→ **What is expected**:
Retype every entry exactly, character for character.
++++++++++++++++++++
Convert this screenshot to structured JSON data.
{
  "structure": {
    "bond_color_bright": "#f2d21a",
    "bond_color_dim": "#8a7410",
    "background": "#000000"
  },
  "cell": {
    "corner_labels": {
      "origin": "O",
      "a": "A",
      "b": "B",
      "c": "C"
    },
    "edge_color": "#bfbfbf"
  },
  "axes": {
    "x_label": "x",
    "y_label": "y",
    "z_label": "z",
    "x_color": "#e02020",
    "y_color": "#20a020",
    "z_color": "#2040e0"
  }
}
++++++++++++++++++++
→ **Reply**:
Convert this screenshot to structured JSON data.
{
  "structure": {
    "bond_color_bright": "#f2d21a",
    "bond_color_dim": "#8a7410",
    "background": "#000000"
  },
  "cell": {
    "corner_labels": {
      "origin": "O",
      "a": "A",
      "b": "B",
      "c": "C"
    },
    "edge_color": "#bfbfbf"
  },
  "axes": {
    "x_label": "x",
    "y_label": "y",
    "z_label": "z",
    "x_color": "#e02020",
    "y_color": "#20a020",
    "z_color": "#2040e0"
  }
}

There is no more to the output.